## [Exercise description]
Copy out every line containing the word "MSWI".

## [Part of a data file]
>> START

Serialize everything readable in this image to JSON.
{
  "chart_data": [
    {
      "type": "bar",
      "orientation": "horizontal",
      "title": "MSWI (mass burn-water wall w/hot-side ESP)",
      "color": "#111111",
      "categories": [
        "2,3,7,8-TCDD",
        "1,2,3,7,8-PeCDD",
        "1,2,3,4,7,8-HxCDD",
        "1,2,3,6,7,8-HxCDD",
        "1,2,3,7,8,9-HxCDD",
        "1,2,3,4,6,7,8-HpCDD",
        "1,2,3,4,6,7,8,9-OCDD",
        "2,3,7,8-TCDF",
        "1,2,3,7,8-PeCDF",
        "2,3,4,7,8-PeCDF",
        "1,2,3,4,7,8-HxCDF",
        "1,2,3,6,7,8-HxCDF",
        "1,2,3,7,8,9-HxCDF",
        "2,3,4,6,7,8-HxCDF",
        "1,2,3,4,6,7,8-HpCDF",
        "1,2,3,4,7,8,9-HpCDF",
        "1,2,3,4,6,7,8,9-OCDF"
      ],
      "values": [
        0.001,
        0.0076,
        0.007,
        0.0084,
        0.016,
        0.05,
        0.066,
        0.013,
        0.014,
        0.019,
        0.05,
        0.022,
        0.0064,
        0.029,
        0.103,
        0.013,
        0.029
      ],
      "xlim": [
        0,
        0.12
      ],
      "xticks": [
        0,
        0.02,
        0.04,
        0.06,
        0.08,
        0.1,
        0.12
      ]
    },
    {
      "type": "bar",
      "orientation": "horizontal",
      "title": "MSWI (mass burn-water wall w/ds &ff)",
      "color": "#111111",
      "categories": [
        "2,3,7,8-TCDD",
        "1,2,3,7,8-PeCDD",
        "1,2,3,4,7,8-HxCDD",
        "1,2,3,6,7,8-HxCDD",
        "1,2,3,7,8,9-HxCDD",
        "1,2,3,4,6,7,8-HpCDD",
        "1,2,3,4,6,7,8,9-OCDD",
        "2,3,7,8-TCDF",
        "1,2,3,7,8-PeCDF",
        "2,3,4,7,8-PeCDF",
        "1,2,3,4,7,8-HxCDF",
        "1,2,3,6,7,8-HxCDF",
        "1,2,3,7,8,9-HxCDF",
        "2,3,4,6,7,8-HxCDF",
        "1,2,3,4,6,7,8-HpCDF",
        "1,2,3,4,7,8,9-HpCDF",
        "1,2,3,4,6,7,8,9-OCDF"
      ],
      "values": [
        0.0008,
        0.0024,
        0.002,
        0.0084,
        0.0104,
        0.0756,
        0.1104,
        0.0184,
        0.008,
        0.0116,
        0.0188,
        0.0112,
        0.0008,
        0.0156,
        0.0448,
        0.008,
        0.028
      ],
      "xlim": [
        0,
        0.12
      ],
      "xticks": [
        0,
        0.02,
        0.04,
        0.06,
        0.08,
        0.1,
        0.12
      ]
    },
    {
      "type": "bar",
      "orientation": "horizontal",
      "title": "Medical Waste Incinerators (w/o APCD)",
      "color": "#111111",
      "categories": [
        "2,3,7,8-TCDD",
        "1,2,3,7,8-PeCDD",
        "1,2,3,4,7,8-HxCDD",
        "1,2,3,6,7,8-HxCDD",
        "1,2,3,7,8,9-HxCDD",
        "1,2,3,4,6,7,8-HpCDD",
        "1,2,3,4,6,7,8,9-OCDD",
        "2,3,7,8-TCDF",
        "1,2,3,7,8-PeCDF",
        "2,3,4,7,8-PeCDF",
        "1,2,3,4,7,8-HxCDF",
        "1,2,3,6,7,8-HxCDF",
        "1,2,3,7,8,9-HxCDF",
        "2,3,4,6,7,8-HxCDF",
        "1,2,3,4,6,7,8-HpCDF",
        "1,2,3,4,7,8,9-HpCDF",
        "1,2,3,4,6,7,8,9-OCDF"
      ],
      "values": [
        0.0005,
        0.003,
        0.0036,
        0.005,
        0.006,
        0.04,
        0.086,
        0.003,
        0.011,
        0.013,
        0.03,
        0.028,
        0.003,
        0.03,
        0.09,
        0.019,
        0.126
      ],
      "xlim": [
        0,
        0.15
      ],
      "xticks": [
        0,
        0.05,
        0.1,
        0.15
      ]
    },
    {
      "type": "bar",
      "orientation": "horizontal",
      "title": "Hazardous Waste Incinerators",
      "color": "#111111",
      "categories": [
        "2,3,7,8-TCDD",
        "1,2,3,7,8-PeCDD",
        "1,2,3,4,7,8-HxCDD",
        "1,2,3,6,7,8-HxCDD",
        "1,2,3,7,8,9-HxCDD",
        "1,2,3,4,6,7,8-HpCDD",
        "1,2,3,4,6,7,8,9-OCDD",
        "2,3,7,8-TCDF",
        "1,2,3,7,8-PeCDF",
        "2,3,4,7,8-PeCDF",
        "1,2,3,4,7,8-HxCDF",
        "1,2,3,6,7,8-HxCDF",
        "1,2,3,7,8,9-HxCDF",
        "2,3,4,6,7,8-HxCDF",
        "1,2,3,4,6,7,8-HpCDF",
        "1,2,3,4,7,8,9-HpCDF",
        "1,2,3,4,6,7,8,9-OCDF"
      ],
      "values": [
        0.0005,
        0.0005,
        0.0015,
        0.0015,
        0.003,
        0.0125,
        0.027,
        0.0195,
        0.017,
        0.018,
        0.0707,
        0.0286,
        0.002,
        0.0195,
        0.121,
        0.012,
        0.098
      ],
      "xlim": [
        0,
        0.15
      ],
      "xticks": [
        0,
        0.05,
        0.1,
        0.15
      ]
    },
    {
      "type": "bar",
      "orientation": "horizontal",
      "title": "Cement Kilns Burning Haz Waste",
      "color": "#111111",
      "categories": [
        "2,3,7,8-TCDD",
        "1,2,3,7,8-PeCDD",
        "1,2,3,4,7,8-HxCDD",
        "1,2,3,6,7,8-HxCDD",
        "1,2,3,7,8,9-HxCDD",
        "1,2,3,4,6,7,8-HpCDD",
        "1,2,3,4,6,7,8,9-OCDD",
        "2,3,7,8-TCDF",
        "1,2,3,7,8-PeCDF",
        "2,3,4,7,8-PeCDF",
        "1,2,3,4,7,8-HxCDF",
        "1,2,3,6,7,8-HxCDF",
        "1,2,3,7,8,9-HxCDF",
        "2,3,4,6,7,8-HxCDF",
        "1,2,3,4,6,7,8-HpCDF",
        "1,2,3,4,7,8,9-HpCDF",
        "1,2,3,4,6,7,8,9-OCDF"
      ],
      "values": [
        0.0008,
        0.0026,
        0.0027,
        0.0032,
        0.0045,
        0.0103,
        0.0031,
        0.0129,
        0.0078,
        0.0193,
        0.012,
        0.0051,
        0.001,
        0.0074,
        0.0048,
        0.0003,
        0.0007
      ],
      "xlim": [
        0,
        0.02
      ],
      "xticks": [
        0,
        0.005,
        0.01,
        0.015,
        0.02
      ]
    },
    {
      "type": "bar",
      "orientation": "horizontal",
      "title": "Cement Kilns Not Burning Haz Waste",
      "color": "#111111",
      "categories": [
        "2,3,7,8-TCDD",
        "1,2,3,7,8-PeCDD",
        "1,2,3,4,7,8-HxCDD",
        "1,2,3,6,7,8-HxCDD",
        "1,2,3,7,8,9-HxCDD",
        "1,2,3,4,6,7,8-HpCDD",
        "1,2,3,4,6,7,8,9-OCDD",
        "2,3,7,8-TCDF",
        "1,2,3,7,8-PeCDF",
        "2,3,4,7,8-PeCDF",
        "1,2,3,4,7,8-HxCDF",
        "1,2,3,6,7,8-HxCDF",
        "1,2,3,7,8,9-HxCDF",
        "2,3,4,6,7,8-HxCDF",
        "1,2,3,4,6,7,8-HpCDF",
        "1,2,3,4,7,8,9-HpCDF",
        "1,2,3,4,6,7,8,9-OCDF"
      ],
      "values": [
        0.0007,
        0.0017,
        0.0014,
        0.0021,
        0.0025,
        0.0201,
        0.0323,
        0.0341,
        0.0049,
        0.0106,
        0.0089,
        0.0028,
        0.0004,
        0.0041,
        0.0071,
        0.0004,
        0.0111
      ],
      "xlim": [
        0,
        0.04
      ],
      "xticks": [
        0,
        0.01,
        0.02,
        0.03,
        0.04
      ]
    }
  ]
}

>> END

## [Output for this task]
      "title": "MSWI (mass burn-water wall w/hot-side ESP)",
      "title": "MSWI (mass burn-water wall w/ds &ff)",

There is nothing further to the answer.